Items listed in a dataset
↓↓↓
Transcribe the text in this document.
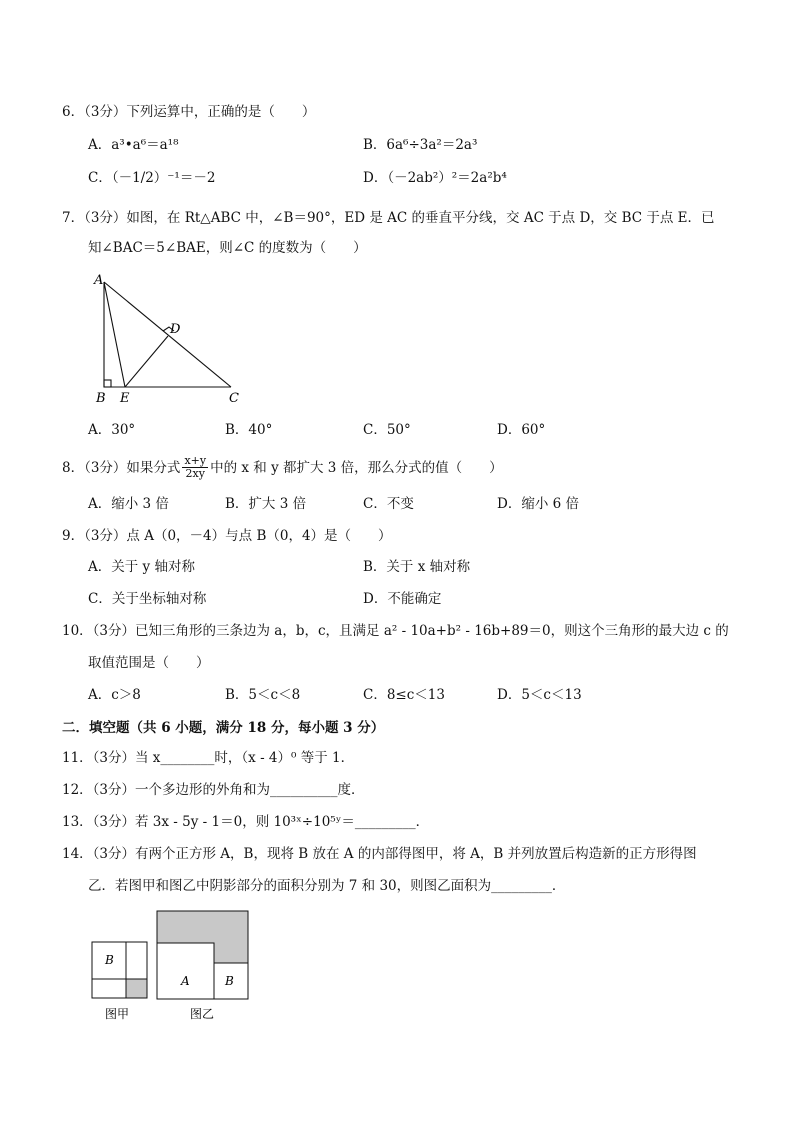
6．（3分）下列运算中，正确的是（　　）
A．a³•a⁶＝a¹⁸	B．6a⁶÷3a²＝2a³
C．（－1/2）⁻¹＝－2	D．（－2ab²）²＝2a²b⁴
7．（3分）如图，在 Rt△ABC 中，∠B＝90°，ED 是 AC 的垂直平分线，交 AC 于点 D，交 BC 于点 E．已
知∠BAC＝5∠BAE，则∠C 的度数为（　　）
A
B E	C
D
A．30°	B．40°	C．50°	D．60°
8．（3分）如果分式 $\frac{x+y}{2xy}$ 中的 x 和 y 都扩大 3 倍，那么分式的值（　　）
A．缩小 3 倍	B．扩大 3 倍	C．不变	D．缩小 6 倍
9．（3分）点 A（0，－4）与点 B（0，4）是（　　）
A．关于 y 轴对称	B．关于 x 轴对称
C．关于坐标轴对称	D．不能确定
10．（3分）已知三角形的三条边为 a，b，c，且满足 a² - 10a+b² - 16b+89＝0，则这个三角形的最大边 c 的
取值范围是（　　）
A．c＞8	B．5＜c＜8	C．8≤c＜13	D．5＜c＜13
二．填空题（共 6 小题，满分 18 分，每小题 3 分）
11．（3分）当 x________时，（x - 4）⁰ 等于 1．
12．（3分）一个多边形的外角和为__________度．
13．（3分）若 3x - 5y - 1＝0，则 10³ˣ÷10⁵ʸ＝_________．
14．（3分）有两个正方形 A，B，现将 B 放在 A 的内部得图甲，将 A，B 并列放置后构造新的正方形得图
乙．若图甲和图乙中阴影部分的面积分别为 7 和 30，则图乙面积为_________．
B
A	B
图甲	图乙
↑↑↑
(GIVEN EXERCISE)
Copy the records exactly. Skip the pictures.

(PROBLEM SOLUTION)
Transcribe the text in this document.
6．（3分）下列运算中，正确的是（　　）
A．a³•a⁶＝a¹⁸	B．6a⁶÷3a²＝2a³
C．（－1/2）⁻¹＝－2	D．（－2ab²）²＝2a²b⁴
7．（3分）如图，在 Rt△ABC 中，∠B＝90°，ED 是 AC 的垂直平分线，交 AC 于点 D，交 BC 于点 E．已
知∠BAC＝5∠BAE，则∠C 的度数为（　　）
A
B E	C
D
A．30°	B．40°	C．50°	D．60°
8．（3分）如果分式 $\frac{x+y}{2xy}$ 中的 x 和 y 都扩大 3 倍，那么分式的值（　　）
A．缩小 3 倍	B．扩大 3 倍	C．不变	D．缩小 6 倍
9．（3分）点 A（0，－4）与点 B（0，4）是（　　）
A．关于 y 轴对称	B．关于 x 轴对称
C．关于坐标轴对称	D．不能确定
10．（3分）已知三角形的三条边为 a，b，c，且满足 a² - 10a+b² - 16b+89＝0，则这个三角形的最大边 c 的
取值范围是（　　）
A．c＞8	B．5＜c＜8	C．8≤c＜13	D．5＜c＜13
二．填空题（共 6 小题，满分 18 分，每小题 3 分）
11．（3分）当 x________时，（x - 4）⁰ 等于 1．
12．（3分）一个多边形的外角和为__________度．
13．（3分）若 3x - 5y - 1＝0，则 10³ˣ÷10⁵ʸ＝_________．
14．（3分）有两个正方形 A，B，现将 B 放在 A 的内部得图甲，将 A，B 并列放置后构造新的正方形得图
乙．若图甲和图乙中阴影部分的面积分别为 7 和 30，则图乙面积为_________．
B
A	B
图甲	图乙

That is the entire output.